┏━━

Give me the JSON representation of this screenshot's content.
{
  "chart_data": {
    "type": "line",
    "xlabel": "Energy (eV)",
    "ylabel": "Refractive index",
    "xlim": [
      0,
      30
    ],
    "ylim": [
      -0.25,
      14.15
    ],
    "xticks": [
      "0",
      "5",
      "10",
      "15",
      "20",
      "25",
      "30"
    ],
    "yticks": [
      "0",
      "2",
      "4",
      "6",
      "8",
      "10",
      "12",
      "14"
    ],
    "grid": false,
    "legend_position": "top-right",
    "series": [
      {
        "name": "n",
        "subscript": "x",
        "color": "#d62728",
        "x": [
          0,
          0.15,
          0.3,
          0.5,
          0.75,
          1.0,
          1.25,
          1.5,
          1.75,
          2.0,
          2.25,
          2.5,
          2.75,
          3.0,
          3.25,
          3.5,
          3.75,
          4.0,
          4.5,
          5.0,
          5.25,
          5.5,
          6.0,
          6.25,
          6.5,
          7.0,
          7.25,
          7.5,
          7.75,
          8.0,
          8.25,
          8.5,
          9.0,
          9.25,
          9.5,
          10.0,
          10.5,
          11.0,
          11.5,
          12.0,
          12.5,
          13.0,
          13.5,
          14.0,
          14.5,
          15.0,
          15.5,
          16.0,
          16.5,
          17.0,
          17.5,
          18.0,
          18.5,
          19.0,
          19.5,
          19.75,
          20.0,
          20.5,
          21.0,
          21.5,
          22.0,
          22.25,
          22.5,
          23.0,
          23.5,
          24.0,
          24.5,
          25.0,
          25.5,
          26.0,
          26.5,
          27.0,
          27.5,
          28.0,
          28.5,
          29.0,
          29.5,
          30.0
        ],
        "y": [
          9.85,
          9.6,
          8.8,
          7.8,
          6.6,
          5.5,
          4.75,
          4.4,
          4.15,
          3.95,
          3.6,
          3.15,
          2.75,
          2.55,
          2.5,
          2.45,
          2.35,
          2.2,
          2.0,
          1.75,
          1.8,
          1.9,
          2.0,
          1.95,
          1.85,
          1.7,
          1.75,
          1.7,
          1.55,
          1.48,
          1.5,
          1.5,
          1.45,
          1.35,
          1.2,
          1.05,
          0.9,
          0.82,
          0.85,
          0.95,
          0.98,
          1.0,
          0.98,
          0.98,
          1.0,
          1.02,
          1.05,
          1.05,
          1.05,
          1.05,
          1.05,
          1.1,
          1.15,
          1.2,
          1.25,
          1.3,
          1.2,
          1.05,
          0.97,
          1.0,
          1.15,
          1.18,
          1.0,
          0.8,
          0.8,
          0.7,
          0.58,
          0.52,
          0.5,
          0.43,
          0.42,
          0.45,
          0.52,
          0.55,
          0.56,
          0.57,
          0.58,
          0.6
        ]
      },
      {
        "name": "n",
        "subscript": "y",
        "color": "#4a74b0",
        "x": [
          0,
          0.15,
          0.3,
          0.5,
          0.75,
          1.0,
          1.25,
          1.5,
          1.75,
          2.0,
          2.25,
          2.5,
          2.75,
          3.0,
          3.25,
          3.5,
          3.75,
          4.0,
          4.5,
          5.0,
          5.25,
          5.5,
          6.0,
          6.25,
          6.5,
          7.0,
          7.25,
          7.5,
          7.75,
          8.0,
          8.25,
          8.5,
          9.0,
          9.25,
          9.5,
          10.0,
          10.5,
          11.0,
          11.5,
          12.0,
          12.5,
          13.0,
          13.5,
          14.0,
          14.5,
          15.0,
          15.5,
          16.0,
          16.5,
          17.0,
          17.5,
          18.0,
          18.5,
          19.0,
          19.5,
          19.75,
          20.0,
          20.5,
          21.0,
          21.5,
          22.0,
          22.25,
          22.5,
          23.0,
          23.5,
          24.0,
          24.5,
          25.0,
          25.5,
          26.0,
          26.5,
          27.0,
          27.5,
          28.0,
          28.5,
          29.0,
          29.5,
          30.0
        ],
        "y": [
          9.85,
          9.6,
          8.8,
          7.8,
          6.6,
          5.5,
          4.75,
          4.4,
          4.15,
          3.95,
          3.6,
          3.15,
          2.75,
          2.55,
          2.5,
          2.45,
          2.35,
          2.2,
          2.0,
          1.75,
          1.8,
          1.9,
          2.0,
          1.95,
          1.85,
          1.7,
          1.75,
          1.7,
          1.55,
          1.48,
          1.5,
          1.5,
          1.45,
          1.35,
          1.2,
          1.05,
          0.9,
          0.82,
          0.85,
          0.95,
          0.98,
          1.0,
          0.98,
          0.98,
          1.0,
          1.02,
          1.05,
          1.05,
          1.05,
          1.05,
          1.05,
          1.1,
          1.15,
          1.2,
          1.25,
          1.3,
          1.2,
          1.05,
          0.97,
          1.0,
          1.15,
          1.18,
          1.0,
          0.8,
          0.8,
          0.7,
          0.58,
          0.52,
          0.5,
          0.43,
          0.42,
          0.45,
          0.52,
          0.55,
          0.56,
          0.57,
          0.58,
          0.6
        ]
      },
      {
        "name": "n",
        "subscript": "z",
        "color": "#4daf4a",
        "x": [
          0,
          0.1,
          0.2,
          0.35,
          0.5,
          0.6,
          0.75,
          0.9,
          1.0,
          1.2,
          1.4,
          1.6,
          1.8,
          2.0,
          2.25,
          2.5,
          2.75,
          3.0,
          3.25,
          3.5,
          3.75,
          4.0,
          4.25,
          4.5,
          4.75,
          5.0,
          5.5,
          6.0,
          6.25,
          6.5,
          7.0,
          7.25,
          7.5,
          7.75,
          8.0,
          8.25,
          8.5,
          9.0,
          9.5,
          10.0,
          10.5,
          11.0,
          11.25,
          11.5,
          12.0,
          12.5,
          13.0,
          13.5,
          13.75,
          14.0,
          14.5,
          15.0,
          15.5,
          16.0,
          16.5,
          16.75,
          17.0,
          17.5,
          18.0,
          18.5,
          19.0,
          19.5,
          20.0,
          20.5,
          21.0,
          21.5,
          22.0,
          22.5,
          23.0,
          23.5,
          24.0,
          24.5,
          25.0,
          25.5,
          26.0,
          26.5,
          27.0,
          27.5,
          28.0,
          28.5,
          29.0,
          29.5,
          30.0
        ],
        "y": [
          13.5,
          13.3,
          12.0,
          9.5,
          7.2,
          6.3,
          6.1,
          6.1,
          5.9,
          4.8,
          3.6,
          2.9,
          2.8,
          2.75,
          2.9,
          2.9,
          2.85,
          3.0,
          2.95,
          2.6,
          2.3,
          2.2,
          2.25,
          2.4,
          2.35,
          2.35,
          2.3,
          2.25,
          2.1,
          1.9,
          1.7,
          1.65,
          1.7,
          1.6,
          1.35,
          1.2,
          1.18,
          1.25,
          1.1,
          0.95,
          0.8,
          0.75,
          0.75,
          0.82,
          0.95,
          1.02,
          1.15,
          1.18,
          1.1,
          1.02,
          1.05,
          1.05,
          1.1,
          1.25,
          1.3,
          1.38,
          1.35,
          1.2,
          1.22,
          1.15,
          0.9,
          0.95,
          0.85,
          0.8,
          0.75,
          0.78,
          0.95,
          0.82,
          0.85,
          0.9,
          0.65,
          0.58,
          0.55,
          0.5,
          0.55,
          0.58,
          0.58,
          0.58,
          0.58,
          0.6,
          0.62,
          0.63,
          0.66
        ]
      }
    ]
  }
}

┗━━

### Aim
Please output the complete data exactly.

### Result below
Give me the JSON representation of this screenshot's content.
{
  "chart_data": {
    "type": "line",
    "xlabel": "Energy (eV)",
    "ylabel": "Refractive index",
    "xlim": [
      0,
      30
    ],
    "ylim": [
      -0.25,
      14.15
    ],
    "xticks": [
      "0",
      "5",
      "10",
      "15",
      "20",
      "25",
      "30"
    ],
    "yticks": [
      "0",
      "2",
      "4",
      "6",
      "8",
      "10",
      "12",
      "14"
    ],
    "grid": false,
    "legend_position": "top-right",
    "series": [
      {
        "name": "n",
        "subscript": "x",
        "color": "#d62728",
        "x": [
          0,
          0.15,
          0.3,
          0.5,
          0.75,
          1.0,
          1.25,
          1.5,
          1.75,
          2.0,
          2.25,
          2.5,
          2.75,
          3.0,
          3.25,
          3.5,
          3.75,
          4.0,
          4.5,
          5.0,
          5.25,
          5.5,
          6.0,
          6.25,
          6.5,
          7.0,
          7.25,
          7.5,
          7.75,
          8.0,
          8.25,
          8.5,
          9.0,
          9.25,
          9.5,
          10.0,
          10.5,
          11.0,
          11.5,
          12.0,
          12.5,
          13.0,
          13.5,
          14.0,
          14.5,
          15.0,
          15.5,
          16.0,
          16.5,
          17.0,
          17.5,
          18.0,
          18.5,
          19.0,
          19.5,
          19.75,
          20.0,
          20.5,
          21.0,
          21.5,
          22.0,
          22.25,
          22.5,
          23.0,
          23.5,
          24.0,
          24.5,
          25.0,
          25.5,
          26.0,
          26.5,
          27.0,
          27.5,
          28.0,
          28.5,
          29.0,
          29.5,
          30.0
        ],
        "y": [
          9.85,
          9.6,
          8.8,
          7.8,
          6.6,
          5.5,
          4.75,
          4.4,
          4.15,
          3.95,
          3.6,
          3.15,
          2.75,
          2.55,
          2.5,
          2.45,
          2.35,
          2.2,
          2.0,
          1.75,
          1.8,
          1.9,
          2.0,
          1.95,
          1.85,
          1.7,
          1.75,
          1.7,
          1.55,
          1.48,
          1.5,
          1.5,
          1.45,
          1.35,
          1.2,
          1.05,
          0.9,
          0.82,
          0.85,
          0.95,
          0.98,
          1.0,
          0.98,
          0.98,
          1.0,
          1.02,
          1.05,
          1.05,
          1.05,
          1.05,
          1.05,
          1.1,
          1.15,
          1.2,
          1.25,
          1.3,
          1.2,
          1.05,
          0.97,
          1.0,
          1.15,
          1.18,
          1.0,
          0.8,
          0.8,
          0.7,
          0.58,
          0.52,
          0.5,
          0.43,
          0.42,
          0.45,
          0.52,
          0.55,
          0.56,
          0.57,
          0.58,
          0.6
        ]
      },
      {
        "name": "n",
        "subscript": "y",
        "color": "#4a74b0",
        "x": [
          0,
          0.15,
          0.3,
          0.5,
          0.75,
          1.0,
          1.25,
          1.5,
          1.75,
          2.0,
          2.25,
          2.5,
          2.75,
          3.0,
          3.25,
          3.5,
          3.75,
          4.0,
          4.5,
          5.0,
          5.25,
          5.5,
          6.0,
          6.25,
          6.5,
          7.0,
          7.25,
          7.5,
          7.75,
          8.0,
          8.25,
          8.5,
          9.0,
          9.25,
          9.5,
          10.0,
          10.5,
          11.0,
          11.5,
          12.0,
          12.5,
          13.0,
          13.5,
          14.0,
          14.5,
          15.0,
          15.5,
          16.0,
          16.5,
          17.0,
          17.5,
          18.0,
          18.5,
          19.0,
          19.5,
          19.75,
          20.0,
          20.5,
          21.0,
          21.5,
          22.0,
          22.25,
          22.5,
          23.0,
          23.5,
          24.0,
          24.5,
          25.0,
          25.5,
          26.0,
          26.5,
          27.0,
          27.5,
          28.0,
          28.5,
          29.0,
          29.5,
          30.0
        ],
        "y": [
          9.85,
          9.6,
          8.8,
          7.8,
          6.6,
          5.5,
          4.75,
          4.4,
          4.15,
          3.95,
          3.6,
          3.15,
          2.75,
          2.55,
          2.5,
          2.45,
          2.35,
          2.2,
          2.0,
          1.75,
          1.8,
          1.9,
          2.0,
          1.95,
          1.85,
          1.7,
          1.75,
          1.7,
          1.55,
          1.48,
          1.5,
          1.5,
          1.45,
          1.35,
          1.2,
          1.05,
          0.9,
          0.82,
          0.85,
          0.95,
          0.98,
          1.0,
          0.98,
          0.98,
          1.0,
          1.02,
          1.05,
          1.05,
          1.05,
          1.05,
          1.05,
          1.1,
          1.15,
          1.2,
          1.25,
          1.3,
          1.2,
          1.05,
          0.97,
          1.0,
          1.15,
          1.18,
          1.0,
          0.8,
          0.8,
          0.7,
          0.58,
          0.52,
          0.5,
          0.43,
          0.42,
          0.45,
          0.52,
          0.55,
          0.56,
          0.57,
          0.58,
          0.6
        ]
      },
      {
        "name": "n",
        "subscript": "z",
        "color": "#4daf4a",
        "x": [
          0,
          0.1,
          0.2,
          0.35,
          0.5,
          0.6,
          0.75,
          0.9,
          1.0,
          1.2,
          1.4,
          1.6,
          1.8,
          2.0,
          2.25,
          2.5,
          2.75,
          3.0,
          3.25,
          3.5,
          3.75,
          4.0,
          4.25,
          4.5,
          4.75,
          5.0,
          5.5,
          6.0,
          6.25,
          6.5,
          7.0,
          7.25,
          7.5,
          7.75,
          8.0,
          8.25,
          8.5,
          9.0,
          9.5,
          10.0,
          10.5,
          11.0,
          11.25,
          11.5,
          12.0,
          12.5,
          13.0,
          13.5,
          13.75,
          14.0,
          14.5,
          15.0,
          15.5,
          16.0,
          16.5,
          16.75,
          17.0,
          17.5,
          18.0,
          18.5,
          19.0,
          19.5,
          20.0,
          20.5,
          21.0,
          21.5,
          22.0,
          22.5,
          23.0,
          23.5,
          24.0,
          24.5,
          25.0,
          25.5,
          26.0,
          26.5,
          27.0,
          27.5,
          28.0,
          28.5,
          29.0,
          29.5,
          30.0
        ],
        "y": [
          13.5,
          13.3,
          12.0,
          9.5,
          7.2,
          6.3,
          6.1,
          6.1,
          5.9,
          4.8,
          3.6,
          2.9,
          2.8,
          2.75,
          2.9,
          2.9,
          2.85,
          3.0,
          2.95,
          2.6,
          2.3,
          2.2,
          2.25,
          2.4,
          2.35,
          2.35,
          2.3,
          2.25,
          2.1,
          1.9,
          1.7,
          1.65,
          1.7,
          1.6,
          1.35,
          1.2,
          1.18,
          1.25,
          1.1,
          0.95,
          0.8,
          0.75,
          0.75,
          0.82,
          0.95,
          1.02,
          1.15,
          1.18,
          1.1,
          1.02,
          1.05,
          1.05,
          1.1,
          1.25,
          1.3,
          1.38,
          1.35,
          1.2,
          1.22,
          1.15,
          0.9,
          0.95,
          0.85,
          0.8,
          0.75,
          0.78,
          0.95,
          0.82,
          0.85,
          0.9,
          0.65,
          0.58,
          0.55,
          0.5,
          0.55,
          0.58,
          0.58,
          0.58,
          0.58,
          0.6,
          0.62,
          0.63,
          0.66
        ]
      }
    ]
  }
}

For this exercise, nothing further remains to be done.